+++ Brano

Cancellare i fondi per l’editoria è nel dna del Movimento 5 Stelle, l’idea è stata infine condivisa dalla Lega, il presidente del Consiglio non rivendica con orgoglio l’eventuale chiusura di una testata in seguito a questi tagli, ci sarà un tavolo per l’editoria dove il governo si confronterà sulle proposte di sostegno alla libertà di informazione. Questi gli argomenti del presidente Giuseppe Conte che nel corso della lunga conferenza stampa di fine anno ha risposto anche alle domande sull’informazione avanzate dal presidente dell’ordine dei giornalisti Carlo Verna e da due testate colpite dai tagli, Radio radicale e il manifesto.

«Abbiamo il massimo rispetto della libertà di informazione», ha detto naturalmente Conte, che ha giustificato il taglio dei finanziamenti con «la vecchia battaglia» dei 5 Stelle, aggiungendo anche il già sentito invito a confrontarsi con il mercato. «Siete stimolati a trovare delle risorse alternative, bisogna ingegnarsi un attivo a trovare finanziamenti diversi», ha detto il presidente del Consiglio a Radio radicale che in virtù della convenzione con lo stato trasmette le sedute del parlamento senza pubblicità e non potrà certo sostituire «sul mercato» i 5 milioni che le toglie la legge di bilancio. Né è valso chiedere al presidente del Consiglio come possano essere assicurate condizioni di concorrenza a un piccolo operatore in cooperativa (come siamo noi del manifesto) in un mercato fortemente concentrato come quello dei quotidiani. La risposta è stata che ci sarà un tavolo di confronto, ma dopo che i tagli saranno già operativi. Un tavolo dove Conte (ha annunciato di volervi partecipare) vorrà parlare di tanti altri temi legati alla libertà di stampa, dalla tutela contro le querele temerarie alla protezione delle fonti all’equo compenso. A Verna che ha denunciato il prevedibile aumento dello «spread della libertà di stampa tra l’Italia e altri paesi di tradizione liberal democratica» e al manifesto che ha domandato come mai l’affondo gialloverde sia indirizzato non contro i famosi «giornaloni» ma contro testate più piccole e volentieri critiche con il governo (spesso in sintonia, come sul tema dell’immigrazione) come Avvenire e il manifesto, Conte ha risposto che «è assolutamente improprio dire che vogliamo sopprimere le voci dell’opposizione. Dal momento che le risorse tagliate ai giornali resteranno nel fondo per il pluralismo, il governo potrà adottare nuove misure a tutela del pluralismo».

«Equilibrismi verbali» li definisce il sindacato dei giornalisti, «che non cambiamo la sostanza delle cose: i tagli al fondo per l’editoria produrranno la chiusura di numerose testate e la perdita di posti di lavoro». Secondo Lorusso e Giulietti, segretario e presidente della Fnsi «resta la drammatica realtà di un provvedimento ispirato da ragioni ideologiche e che ha preso corpo con chiari intenti ritorsivi nei confronti di chi fa informazione liberamente. Restano gli appelli e i moniti del presidente della Repubblica sulla necessità di salvaguardare il pluralismo: se il presidente Conte li avesse letti, si sarebbe reso conto che avrebbe fatto meglio a tacere».

++++++
+++ Estratti del materiale

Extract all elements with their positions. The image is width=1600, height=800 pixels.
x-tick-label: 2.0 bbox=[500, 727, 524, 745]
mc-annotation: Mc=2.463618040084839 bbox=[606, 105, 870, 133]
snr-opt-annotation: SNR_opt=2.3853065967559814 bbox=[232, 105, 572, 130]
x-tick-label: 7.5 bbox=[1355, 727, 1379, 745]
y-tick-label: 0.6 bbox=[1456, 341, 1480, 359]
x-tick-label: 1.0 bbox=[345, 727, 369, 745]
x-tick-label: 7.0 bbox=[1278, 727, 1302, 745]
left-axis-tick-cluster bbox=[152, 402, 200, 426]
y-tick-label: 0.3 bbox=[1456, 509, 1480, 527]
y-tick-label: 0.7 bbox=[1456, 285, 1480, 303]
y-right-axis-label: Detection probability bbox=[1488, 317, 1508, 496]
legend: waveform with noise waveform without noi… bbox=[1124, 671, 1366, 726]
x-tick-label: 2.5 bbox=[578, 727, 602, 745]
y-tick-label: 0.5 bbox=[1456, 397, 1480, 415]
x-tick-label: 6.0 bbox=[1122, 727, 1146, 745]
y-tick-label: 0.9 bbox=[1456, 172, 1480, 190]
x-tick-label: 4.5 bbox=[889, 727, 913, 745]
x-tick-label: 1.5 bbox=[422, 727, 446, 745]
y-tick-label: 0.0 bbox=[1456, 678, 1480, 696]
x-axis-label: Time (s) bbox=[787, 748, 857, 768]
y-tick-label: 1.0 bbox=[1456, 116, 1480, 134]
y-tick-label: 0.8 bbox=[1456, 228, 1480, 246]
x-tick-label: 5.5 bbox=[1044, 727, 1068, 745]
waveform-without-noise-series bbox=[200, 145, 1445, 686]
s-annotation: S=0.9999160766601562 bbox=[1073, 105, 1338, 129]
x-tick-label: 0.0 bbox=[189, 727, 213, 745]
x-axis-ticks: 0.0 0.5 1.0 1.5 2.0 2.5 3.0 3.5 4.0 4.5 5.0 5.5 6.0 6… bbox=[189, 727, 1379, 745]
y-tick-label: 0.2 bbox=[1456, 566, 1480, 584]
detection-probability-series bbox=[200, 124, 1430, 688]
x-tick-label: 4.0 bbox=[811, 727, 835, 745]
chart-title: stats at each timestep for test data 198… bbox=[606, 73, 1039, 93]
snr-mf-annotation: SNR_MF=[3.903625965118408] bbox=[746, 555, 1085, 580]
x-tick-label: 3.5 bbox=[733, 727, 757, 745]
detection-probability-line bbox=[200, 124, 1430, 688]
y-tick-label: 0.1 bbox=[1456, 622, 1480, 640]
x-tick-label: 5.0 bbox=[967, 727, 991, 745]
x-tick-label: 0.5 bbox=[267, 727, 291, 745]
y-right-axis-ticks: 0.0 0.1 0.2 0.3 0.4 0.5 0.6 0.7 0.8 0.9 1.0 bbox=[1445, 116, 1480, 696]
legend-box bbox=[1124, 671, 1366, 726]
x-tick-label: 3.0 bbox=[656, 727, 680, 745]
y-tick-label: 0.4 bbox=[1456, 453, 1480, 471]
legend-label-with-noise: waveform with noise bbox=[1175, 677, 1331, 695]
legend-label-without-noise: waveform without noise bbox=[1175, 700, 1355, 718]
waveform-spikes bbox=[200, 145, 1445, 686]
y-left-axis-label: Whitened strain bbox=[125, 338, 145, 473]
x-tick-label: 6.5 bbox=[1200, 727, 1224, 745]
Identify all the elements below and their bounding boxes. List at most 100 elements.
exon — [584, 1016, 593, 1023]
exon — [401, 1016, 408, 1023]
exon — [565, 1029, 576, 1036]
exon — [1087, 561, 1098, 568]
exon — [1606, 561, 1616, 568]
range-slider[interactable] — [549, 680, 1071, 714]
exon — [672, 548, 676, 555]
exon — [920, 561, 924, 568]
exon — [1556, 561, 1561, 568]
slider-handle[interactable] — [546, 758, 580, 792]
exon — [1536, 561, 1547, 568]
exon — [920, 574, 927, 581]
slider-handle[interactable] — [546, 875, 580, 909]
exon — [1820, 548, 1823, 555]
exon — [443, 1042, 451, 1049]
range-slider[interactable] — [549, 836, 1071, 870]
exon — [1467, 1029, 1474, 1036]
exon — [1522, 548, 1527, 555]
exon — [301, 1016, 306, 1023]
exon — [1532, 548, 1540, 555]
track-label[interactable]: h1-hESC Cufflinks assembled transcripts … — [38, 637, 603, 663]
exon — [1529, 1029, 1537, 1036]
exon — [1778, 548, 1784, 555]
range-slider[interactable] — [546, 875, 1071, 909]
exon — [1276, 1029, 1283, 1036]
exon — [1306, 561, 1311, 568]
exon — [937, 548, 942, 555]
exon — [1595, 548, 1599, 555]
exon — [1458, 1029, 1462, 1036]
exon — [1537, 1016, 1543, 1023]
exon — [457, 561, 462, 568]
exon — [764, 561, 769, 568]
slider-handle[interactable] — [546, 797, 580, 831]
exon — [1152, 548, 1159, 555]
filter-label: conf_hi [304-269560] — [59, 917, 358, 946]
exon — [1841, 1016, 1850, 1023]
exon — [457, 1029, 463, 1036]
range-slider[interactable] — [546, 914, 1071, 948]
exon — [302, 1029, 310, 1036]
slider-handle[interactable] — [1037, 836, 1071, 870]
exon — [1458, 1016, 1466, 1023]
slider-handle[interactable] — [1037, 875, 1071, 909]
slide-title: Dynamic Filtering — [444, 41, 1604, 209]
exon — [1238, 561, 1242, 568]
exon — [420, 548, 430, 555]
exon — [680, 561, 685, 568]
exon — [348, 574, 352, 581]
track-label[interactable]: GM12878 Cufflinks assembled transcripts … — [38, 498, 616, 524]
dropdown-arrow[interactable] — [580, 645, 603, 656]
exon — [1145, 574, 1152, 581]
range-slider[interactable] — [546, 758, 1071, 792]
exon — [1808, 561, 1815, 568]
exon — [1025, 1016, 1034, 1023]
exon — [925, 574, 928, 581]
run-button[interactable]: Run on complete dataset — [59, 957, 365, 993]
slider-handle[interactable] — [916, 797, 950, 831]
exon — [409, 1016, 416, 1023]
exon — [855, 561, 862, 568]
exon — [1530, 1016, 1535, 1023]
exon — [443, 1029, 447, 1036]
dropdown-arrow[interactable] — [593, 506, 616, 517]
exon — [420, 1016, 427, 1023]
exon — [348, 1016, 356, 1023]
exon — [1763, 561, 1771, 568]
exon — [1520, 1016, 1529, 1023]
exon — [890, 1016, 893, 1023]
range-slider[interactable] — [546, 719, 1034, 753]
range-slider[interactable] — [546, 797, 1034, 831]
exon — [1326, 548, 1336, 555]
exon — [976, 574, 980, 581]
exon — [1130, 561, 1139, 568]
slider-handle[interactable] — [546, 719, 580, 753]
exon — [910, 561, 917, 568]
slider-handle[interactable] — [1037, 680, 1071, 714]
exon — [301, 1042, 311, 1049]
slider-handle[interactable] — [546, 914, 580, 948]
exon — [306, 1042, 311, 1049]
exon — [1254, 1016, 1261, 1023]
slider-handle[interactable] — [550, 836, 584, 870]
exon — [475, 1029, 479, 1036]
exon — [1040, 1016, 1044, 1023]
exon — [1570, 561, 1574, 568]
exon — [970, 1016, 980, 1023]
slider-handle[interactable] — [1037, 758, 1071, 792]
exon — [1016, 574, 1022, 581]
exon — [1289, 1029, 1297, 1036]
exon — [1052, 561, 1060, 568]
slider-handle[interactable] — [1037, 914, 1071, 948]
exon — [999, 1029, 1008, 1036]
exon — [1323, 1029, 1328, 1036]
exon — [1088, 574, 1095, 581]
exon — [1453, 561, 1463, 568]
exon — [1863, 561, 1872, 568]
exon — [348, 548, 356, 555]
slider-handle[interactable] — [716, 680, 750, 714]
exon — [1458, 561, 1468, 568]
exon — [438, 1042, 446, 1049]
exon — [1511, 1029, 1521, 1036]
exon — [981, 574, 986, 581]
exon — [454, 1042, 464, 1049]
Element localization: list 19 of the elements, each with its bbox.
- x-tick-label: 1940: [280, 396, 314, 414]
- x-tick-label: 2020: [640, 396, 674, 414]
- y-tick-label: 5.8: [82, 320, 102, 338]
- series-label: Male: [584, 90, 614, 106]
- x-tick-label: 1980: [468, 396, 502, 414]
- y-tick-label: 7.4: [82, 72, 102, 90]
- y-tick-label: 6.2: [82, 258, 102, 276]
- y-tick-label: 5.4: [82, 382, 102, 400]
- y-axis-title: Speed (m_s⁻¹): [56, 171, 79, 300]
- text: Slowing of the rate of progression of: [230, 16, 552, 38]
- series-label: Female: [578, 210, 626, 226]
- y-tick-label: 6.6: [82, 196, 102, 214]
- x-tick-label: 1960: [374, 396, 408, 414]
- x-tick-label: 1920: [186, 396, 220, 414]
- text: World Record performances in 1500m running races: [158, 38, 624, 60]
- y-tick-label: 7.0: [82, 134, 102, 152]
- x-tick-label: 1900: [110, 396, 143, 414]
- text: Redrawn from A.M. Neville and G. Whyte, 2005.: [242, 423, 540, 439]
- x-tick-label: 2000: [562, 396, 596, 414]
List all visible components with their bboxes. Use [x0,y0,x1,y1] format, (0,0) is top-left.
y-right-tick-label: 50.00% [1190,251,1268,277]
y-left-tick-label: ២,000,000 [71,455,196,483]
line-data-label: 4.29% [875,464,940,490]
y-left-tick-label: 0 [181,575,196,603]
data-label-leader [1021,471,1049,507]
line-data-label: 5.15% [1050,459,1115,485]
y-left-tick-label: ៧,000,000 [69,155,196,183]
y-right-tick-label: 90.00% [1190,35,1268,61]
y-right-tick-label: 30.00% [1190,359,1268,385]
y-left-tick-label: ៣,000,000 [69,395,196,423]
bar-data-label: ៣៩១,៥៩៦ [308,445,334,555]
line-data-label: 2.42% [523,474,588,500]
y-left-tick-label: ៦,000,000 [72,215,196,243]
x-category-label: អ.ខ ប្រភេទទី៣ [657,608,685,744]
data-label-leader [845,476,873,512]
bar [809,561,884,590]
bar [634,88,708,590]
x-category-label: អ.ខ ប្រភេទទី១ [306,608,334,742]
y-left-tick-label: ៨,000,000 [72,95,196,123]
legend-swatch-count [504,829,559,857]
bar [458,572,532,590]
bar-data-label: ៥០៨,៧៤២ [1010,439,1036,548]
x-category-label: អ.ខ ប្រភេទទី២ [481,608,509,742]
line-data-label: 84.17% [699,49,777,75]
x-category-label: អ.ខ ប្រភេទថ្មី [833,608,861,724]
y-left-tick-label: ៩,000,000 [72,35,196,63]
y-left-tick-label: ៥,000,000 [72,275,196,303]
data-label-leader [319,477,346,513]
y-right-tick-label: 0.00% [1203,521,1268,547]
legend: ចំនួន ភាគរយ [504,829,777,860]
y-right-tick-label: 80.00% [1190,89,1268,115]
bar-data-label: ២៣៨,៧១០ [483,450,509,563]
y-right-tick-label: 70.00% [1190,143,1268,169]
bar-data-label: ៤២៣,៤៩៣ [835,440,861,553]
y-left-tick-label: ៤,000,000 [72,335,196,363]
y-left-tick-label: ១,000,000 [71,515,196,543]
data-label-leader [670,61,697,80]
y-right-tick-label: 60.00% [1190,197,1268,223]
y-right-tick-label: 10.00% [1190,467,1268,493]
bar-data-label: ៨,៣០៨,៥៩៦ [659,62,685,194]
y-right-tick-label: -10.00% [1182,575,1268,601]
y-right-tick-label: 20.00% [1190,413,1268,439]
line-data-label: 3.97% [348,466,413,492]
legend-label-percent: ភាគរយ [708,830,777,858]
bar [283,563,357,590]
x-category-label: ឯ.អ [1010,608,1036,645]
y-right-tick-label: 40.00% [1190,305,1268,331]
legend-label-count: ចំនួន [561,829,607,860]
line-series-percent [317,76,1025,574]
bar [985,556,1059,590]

++++++

| Le tue istruzioni |
Riporta il brano sui tagli all'editoria partendo da "Cancellare i fondi" e arrivando a "e il manifesto.", sostituendo "conferenza stampa" con "conferenza pubblica".

| Risultato del compito |
Cancellare i fondi per l’editoria è nel dna del Movimento 5 Stelle, l’idea è stata infine condivisa dalla Lega, il presidente del Consiglio non rivendica con orgoglio l’eventuale chiusura di una testata in seguito a questi tagli, ci sarà un tavolo per l’editoria dove il governo si confronterà sulle proposte di sostegno alla libertà di informazione. Questi gli argomenti del presidente Giuseppe Conte che nel corso della lunga conferenza pubblica di fine anno ha risposto anche alle domande sull’informazione avanzate dal presidente dell’ordine dei giornalisti Carlo Verna e da due testate colpite dai tagli, Radio radicale e il manifesto.